#### [Required task]
Reproduce each line of the material exactly, minus any picture.

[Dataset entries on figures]

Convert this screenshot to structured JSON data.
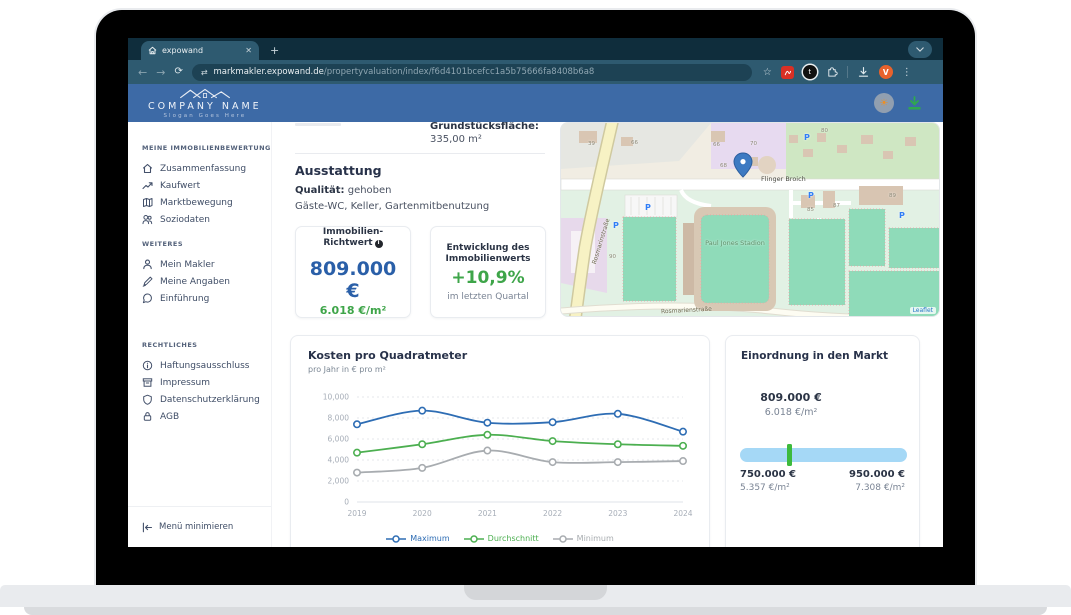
{
  "browser": {
    "tab_title": "expowand",
    "url_domain": "markmakler.expowand.de",
    "url_path": "/propertyvaluation/index/f6d4101bcefcc1a5b75666fa8408b6a8",
    "avatar_letter": "V",
    "ext_badge_letter": "t"
  },
  "header": {
    "company_name": "COMPANY NAME",
    "slogan": "Slogan Goes Here"
  },
  "sidebar": {
    "sections": [
      {
        "heading": "MEINE IMMOBILIENBEWERTUNG",
        "items": [
          {
            "label": "Zusammenfassung"
          },
          {
            "label": "Kaufwert"
          },
          {
            "label": "Marktbewegung"
          },
          {
            "label": "Soziodaten"
          }
        ]
      },
      {
        "heading": "WEITERES",
        "items": [
          {
            "label": "Mein Makler"
          },
          {
            "label": "Meine Angaben"
          },
          {
            "label": "Einführung"
          }
        ]
      },
      {
        "heading": "RECHTLICHES",
        "items": [
          {
            "label": "Haftungsausschluss"
          },
          {
            "label": "Impressum"
          },
          {
            "label": "Datenschutzerklärung"
          },
          {
            "label": "AGB"
          }
        ]
      }
    ],
    "collapse_label": "Menü minimieren"
  },
  "property": {
    "plot_area_label": "Grundstücksfläche:",
    "plot_area_value": "335,00 m²",
    "equipment_title": "Ausstattung",
    "quality_label": "Qualität:",
    "quality_value": "gehoben",
    "features": "Gäste-WC, Keller, Gartenmitbenutzung"
  },
  "kpi": {
    "richtwert_title_line1": "Immobilien-",
    "richtwert_title_line2": "Richtwert",
    "richtwert_value": "809.000 €",
    "richtwert_per_sqm": "6.018 €/m²",
    "entwicklung_title_line1": "Entwicklung des",
    "entwicklung_title_line2": "Immobilienwerts",
    "entwicklung_value": "+10,9%",
    "entwicklung_caption": "im letzten Quartal"
  },
  "map": {
    "street_main": "Flinger Broich",
    "street_left": "Rosmarinstraße",
    "street_bottom": "Rosmarienstraße",
    "stadium_label": "Paul Jones Stadion",
    "attribution": "Leaflet",
    "parking_letter": "P",
    "house_numbers": [
      "39",
      "66",
      "66",
      "70",
      "68",
      "80",
      "85",
      "87",
      "89",
      "90"
    ]
  },
  "chart_data": {
    "type": "line",
    "title": "Kosten pro Quadratmeter",
    "subtitle": "pro Jahr in € pro m²",
    "x": [
      "2019",
      "2020",
      "2021",
      "2022",
      "2023",
      "2024"
    ],
    "series": [
      {
        "name": "Maximum",
        "color": "#2e6db4",
        "values": [
          7400,
          8700,
          7550,
          7600,
          8400,
          6700
        ]
      },
      {
        "name": "Durchschnitt",
        "color": "#4caf50",
        "values": [
          4700,
          5500,
          6400,
          5800,
          5500,
          5350
        ]
      },
      {
        "name": "Minimum",
        "color": "#a8acb0",
        "values": [
          2800,
          3250,
          4900,
          3800,
          3800,
          3900
        ]
      }
    ],
    "ylim": [
      0,
      10000
    ],
    "yticks": [
      {
        "v": 0,
        "label": "0"
      },
      {
        "v": 2000,
        "label": "2,000"
      },
      {
        "v": 4000,
        "label": "4,000"
      },
      {
        "v": 6000,
        "label": "6,000"
      },
      {
        "v": 8000,
        "label": "8,000"
      },
      {
        "v": 10000,
        "label": "10,000"
      }
    ],
    "grid": true,
    "legend_position": "bottom"
  },
  "market": {
    "title": "Einordnung in den Markt",
    "current_value": "809.000 €",
    "current_per_sqm": "6.018 €/m²",
    "min_value": "750.000 €",
    "min_per_sqm": "5.357 €/m²",
    "max_value": "950.000 €",
    "max_per_sqm": "7.308 €/m²",
    "marker_position_pct": 29.5,
    "bar_color": "#a5d8f6",
    "marker_color": "#3dba3d"
  }
}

#### [Exercise output]
Convert this screenshot to structured JSON data.
{
  "browser": {
    "tab_title": "expowand",
    "url_domain": "markmakler.expowand.de",
    "url_path": "/propertyvaluation/index/f6d4101bcefcc1a5b75666fa8408b6a8",
    "avatar_letter": "V",
    "ext_badge_letter": "t"
  },
  "header": {
    "company_name": "COMPANY NAME",
    "slogan": "Slogan Goes Here"
  },
  "sidebar": {
    "sections": [
      {
        "heading": "MEINE IMMOBILIENBEWERTUNG",
        "items": [
          {
            "label": "Zusammenfassung"
          },
          {
            "label": "Kaufwert"
          },
          {
            "label": "Marktbewegung"
          },
          {
            "label": "Soziodaten"
          }
        ]
      },
      {
        "heading": "WEITERES",
        "items": [
          {
            "label": "Mein Makler"
          },
          {
            "label": "Meine Angaben"
          },
          {
            "label": "Einführung"
          }
        ]
      },
      {
        "heading": "RECHTLICHES",
        "items": [
          {
            "label": "Haftungsausschluss"
          },
          {
            "label": "Impressum"
          },
          {
            "label": "Datenschutzerklärung"
          },
          {
            "label": "AGB"
          }
        ]
      }
    ],
    "collapse_label": "Menü minimieren"
  },
  "property": {
    "plot_area_label": "Grundstücksfläche:",
    "plot_area_value": "335,00 m²",
    "equipment_title": "Ausstattung",
    "quality_label": "Qualität:",
    "quality_value": "gehoben",
    "features": "Gäste-WC, Keller, Gartenmitbenutzung"
  },
  "kpi": {
    "richtwert_title_line1": "Immobilien-",
    "richtwert_title_line2": "Richtwert",
    "richtwert_value": "809.000 €",
    "richtwert_per_sqm": "6.018 €/m²",
    "entwicklung_title_line1": "Entwicklung des",
    "entwicklung_title_line2": "Immobilienwerts",
    "entwicklung_value": "+10,9%",
    "entwicklung_caption": "im letzten Quartal"
  },
  "map": {
    "street_main": "Flinger Broich",
    "street_left": "Rosmarinstraße",
    "street_bottom": "Rosmarienstraße",
    "stadium_label": "Paul Jones Stadion",
    "attribution": "Leaflet",
    "parking_letter": "P",
    "house_numbers": [
      "39",
      "66",
      "66",
      "70",
      "68",
      "80",
      "85",
      "87",
      "89",
      "90"
    ]
  },
  "chart_data": {
    "type": "line",
    "title": "Kosten pro Quadratmeter",
    "subtitle": "pro Jahr in € pro m²",
    "x": [
      "2019",
      "2020",
      "2021",
      "2022",
      "2023",
      "2024"
    ],
    "series": [
      {
        "name": "Maximum",
        "color": "#2e6db4",
        "values": [
          7400,
          8700,
          7550,
          7600,
          8400,
          6700
        ]
      },
      {
        "name": "Durchschnitt",
        "color": "#4caf50",
        "values": [
          4700,
          5500,
          6400,
          5800,
          5500,
          5350
        ]
      },
      {
        "name": "Minimum",
        "color": "#a8acb0",
        "values": [
          2800,
          3250,
          4900,
          3800,
          3800,
          3900
        ]
      }
    ],
    "ylim": [
      0,
      10000
    ],
    "yticks": [
      {
        "v": 0,
        "label": "0"
      },
      {
        "v": 2000,
        "label": "2,000"
      },
      {
        "v": 4000,
        "label": "4,000"
      },
      {
        "v": 6000,
        "label": "6,000"
      },
      {
        "v": 8000,
        "label": "8,000"
      },
      {
        "v": 10000,
        "label": "10,000"
      }
    ],
    "grid": true,
    "legend_position": "bottom"
  },
  "market": {
    "title": "Einordnung in den Markt",
    "current_value": "809.000 €",
    "current_per_sqm": "6.018 €/m²",
    "min_value": "750.000 €",
    "min_per_sqm": "5.357 €/m²",
    "max_value": "950.000 €",
    "max_per_sqm": "7.308 €/m²",
    "marker_position_pct": 29.5,
    "bar_color": "#a5d8f6",
    "marker_color": "#3dba3d"
  }
}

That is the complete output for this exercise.